Rows

* * * *

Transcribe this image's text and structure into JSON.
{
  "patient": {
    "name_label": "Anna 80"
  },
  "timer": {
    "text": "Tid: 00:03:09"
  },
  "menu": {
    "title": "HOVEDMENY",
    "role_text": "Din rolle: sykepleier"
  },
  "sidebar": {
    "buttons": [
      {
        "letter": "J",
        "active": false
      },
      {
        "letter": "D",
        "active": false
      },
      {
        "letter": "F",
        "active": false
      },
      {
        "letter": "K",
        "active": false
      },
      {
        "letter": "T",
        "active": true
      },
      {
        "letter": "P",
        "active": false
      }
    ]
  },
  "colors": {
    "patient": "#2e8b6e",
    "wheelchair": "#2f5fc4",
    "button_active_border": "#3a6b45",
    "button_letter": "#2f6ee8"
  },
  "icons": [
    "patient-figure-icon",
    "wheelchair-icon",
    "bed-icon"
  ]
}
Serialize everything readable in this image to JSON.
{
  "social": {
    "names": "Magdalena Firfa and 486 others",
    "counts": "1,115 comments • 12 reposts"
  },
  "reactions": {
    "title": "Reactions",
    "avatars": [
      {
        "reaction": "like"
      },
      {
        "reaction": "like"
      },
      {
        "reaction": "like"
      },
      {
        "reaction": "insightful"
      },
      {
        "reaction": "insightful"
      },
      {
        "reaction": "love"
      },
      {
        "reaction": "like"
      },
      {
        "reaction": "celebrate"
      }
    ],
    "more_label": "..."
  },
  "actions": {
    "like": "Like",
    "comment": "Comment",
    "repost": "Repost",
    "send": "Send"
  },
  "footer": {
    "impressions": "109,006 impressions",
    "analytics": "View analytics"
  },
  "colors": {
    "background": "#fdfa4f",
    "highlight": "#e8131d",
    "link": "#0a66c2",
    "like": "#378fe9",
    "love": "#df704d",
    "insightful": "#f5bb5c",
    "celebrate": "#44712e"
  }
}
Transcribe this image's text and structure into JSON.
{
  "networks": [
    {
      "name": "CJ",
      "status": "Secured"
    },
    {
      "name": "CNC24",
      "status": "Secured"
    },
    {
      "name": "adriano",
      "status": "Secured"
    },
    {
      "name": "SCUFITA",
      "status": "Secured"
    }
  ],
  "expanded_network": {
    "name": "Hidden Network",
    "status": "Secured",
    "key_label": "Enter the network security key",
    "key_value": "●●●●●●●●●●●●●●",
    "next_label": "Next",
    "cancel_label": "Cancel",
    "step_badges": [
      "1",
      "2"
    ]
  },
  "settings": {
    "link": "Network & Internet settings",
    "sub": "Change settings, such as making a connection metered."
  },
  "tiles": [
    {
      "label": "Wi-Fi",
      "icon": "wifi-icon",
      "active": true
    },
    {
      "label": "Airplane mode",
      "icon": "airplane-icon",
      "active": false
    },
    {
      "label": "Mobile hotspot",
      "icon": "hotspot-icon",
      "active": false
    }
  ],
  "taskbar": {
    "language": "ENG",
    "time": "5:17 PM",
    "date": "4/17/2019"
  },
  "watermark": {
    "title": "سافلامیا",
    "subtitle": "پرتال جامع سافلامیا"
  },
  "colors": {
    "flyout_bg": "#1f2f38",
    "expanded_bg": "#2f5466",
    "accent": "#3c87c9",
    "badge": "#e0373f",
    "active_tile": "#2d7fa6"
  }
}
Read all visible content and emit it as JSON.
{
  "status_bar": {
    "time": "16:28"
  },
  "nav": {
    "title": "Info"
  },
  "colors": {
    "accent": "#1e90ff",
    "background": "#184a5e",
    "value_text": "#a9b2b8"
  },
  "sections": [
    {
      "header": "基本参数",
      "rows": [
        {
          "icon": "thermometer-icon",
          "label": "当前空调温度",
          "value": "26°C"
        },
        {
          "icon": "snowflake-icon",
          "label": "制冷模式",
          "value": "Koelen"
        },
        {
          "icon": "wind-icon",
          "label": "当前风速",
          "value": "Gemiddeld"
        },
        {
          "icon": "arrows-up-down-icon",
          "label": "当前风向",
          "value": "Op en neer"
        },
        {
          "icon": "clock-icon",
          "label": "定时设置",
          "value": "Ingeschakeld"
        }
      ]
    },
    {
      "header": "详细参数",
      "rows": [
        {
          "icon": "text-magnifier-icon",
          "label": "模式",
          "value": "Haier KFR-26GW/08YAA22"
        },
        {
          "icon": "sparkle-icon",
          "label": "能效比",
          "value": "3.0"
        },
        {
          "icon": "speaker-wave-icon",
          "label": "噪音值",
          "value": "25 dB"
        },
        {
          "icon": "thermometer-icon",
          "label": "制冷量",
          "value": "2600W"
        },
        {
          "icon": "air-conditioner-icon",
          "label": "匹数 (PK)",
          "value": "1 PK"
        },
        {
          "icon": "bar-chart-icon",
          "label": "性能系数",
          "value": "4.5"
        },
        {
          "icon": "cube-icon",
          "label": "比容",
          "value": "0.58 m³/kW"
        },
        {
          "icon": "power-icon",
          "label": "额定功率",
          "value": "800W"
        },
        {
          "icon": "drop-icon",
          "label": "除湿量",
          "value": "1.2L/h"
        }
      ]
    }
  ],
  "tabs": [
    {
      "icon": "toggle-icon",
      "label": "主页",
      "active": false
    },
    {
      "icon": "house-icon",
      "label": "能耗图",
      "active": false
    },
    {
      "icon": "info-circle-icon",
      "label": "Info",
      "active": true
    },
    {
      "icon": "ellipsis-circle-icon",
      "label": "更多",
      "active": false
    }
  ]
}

* * * *

Task instructions
Exactly reproduce every record.

Reply
Transcribe this image's text and structure into JSON.
{
  "patient": {
    "name_label": "Anna 80"
  },
  "timer": {
    "text": "Tid: 00:03:09"
  },
  "menu": {
    "title": "HOVEDMENY",
    "role_text": "Din rolle: sykepleier"
  },
  "sidebar": {
    "buttons": [
      {
        "letter": "J",
        "active": false
      },
      {
        "letter": "D",
        "active": false
      },
      {
        "letter": "F",
        "active": false
      },
      {
        "letter": "K",
        "active": false
      },
      {
        "letter": "T",
        "active": true
      },
      {
        "letter": "P",
        "active": false
      }
    ]
  },
  "colors": {
    "patient": "#2e8b6e",
    "wheelchair": "#2f5fc4",
    "button_active_border": "#3a6b45",
    "button_letter": "#2f6ee8"
  },
  "icons": [
    "patient-figure-icon",
    "wheelchair-icon",
    "bed-icon"
  ]
}
Serialize everything readable in this image to JSON.
{
  "social": {
    "names": "Magdalena Firfa and 486 others",
    "counts": "1,115 comments • 12 reposts"
  },
  "reactions": {
    "title": "Reactions",
    "avatars": [
      {
        "reaction": "like"
      },
      {
        "reaction": "like"
      },
      {
        "reaction": "like"
      },
      {
        "reaction": "insightful"
      },
      {
        "reaction": "insightful"
      },
      {
        "reaction": "love"
      },
      {
        "reaction": "like"
      },
      {
        "reaction": "celebrate"
      }
    ],
    "more_label": "..."
  },
  "actions": {
    "like": "Like",
    "comment": "Comment",
    "repost": "Repost",
    "send": "Send"
  },
  "footer": {
    "impressions": "109,006 impressions",
    "analytics": "View analytics"
  },
  "colors": {
    "background": "#fdfa4f",
    "highlight": "#e8131d",
    "link": "#0a66c2",
    "like": "#378fe9",
    "love": "#df704d",
    "insightful": "#f5bb5c",
    "celebrate": "#44712e"
  }
}
Transcribe this image's text and structure into JSON.
{
  "networks": [
    {
      "name": "CJ",
      "status": "Secured"
    },
    {
      "name": "CNC24",
      "status": "Secured"
    },
    {
      "name": "adriano",
      "status": "Secured"
    },
    {
      "name": "SCUFITA",
      "status": "Secured"
    }
  ],
  "expanded_network": {
    "name": "Hidden Network",
    "status": "Secured",
    "key_label": "Enter the network security key",
    "key_value": "●●●●●●●●●●●●●●",
    "next_label": "Next",
    "cancel_label": "Cancel",
    "step_badges": [
      "1",
      "2"
    ]
  },
  "settings": {
    "link": "Network & Internet settings",
    "sub": "Change settings, such as making a connection metered."
  },
  "tiles": [
    {
      "label": "Wi-Fi",
      "icon": "wifi-icon",
      "active": true
    },
    {
      "label": "Airplane mode",
      "icon": "airplane-icon",
      "active": false
    },
    {
      "label": "Mobile hotspot",
      "icon": "hotspot-icon",
      "active": false
    }
  ],
  "taskbar": {
    "language": "ENG",
    "time": "5:17 PM",
    "date": "4/17/2019"
  },
  "watermark": {
    "title": "سافلامیا",
    "subtitle": "پرتال جامع سافلامیا"
  },
  "colors": {
    "flyout_bg": "#1f2f38",
    "expanded_bg": "#2f5466",
    "accent": "#3c87c9",
    "badge": "#e0373f",
    "active_tile": "#2d7fa6"
  }
}
Read all visible content and emit it as JSON.
{
  "status_bar": {
    "time": "16:28"
  },
  "nav": {
    "title": "Info"
  },
  "colors": {
    "accent": "#1e90ff",
    "background": "#184a5e",
    "value_text": "#a9b2b8"
  },
  "sections": [
    {
      "header": "基本参数",
      "rows": [
        {
          "icon": "thermometer-icon",
          "label": "当前空调温度",
          "value": "26°C"
        },
        {
          "icon": "snowflake-icon",
          "label": "制冷模式",
          "value": "Koelen"
        },
        {
          "icon": "wind-icon",
          "label": "当前风速",
          "value": "Gemiddeld"
        },
        {
          "icon": "arrows-up-down-icon",
          "label": "当前风向",
          "value": "Op en neer"
        },
        {
          "icon": "clock-icon",
          "label": "定时设置",
          "value": "Ingeschakeld"
        }
      ]
    },
    {
      "header": "详细参数",
      "rows": [
        {
          "icon": "text-magnifier-icon",
          "label": "模式",
          "value": "Haier KFR-26GW/08YAA22"
        },
        {
          "icon": "sparkle-icon",
          "label": "能效比",
          "value": "3.0"
        },
        {
          "icon": "speaker-wave-icon",
          "label": "噪音值",
          "value": "25 dB"
        },
        {
          "icon": "thermometer-icon",
          "label": "制冷量",
          "value": "2600W"
        },
        {
          "icon": "air-conditioner-icon",
          "label": "匹数 (PK)",
          "value": "1 PK"
        },
        {
          "icon": "bar-chart-icon",
          "label": "性能系数",
          "value": "4.5"
        },
        {
          "icon": "cube-icon",
          "label": "比容",
          "value": "0.58 m³/kW"
        },
        {
          "icon": "power-icon",
          "label": "额定功率",
          "value": "800W"
        },
        {
          "icon": "drop-icon",
          "label": "除湿量",
          "value": "1.2L/h"
        }
      ]
    }
  ],
  "tabs": [
    {
      "icon": "toggle-icon",
      "label": "主页",
      "active": false
    },
    {
      "icon": "house-icon",
      "label": "能耗图",
      "active": false
    },
    {
      "icon": "info-circle-icon",
      "label": "Info",
      "active": true
    },
    {
      "icon": "ellipsis-circle-icon",
      "label": "更多",
      "active": false
    }
  ]
}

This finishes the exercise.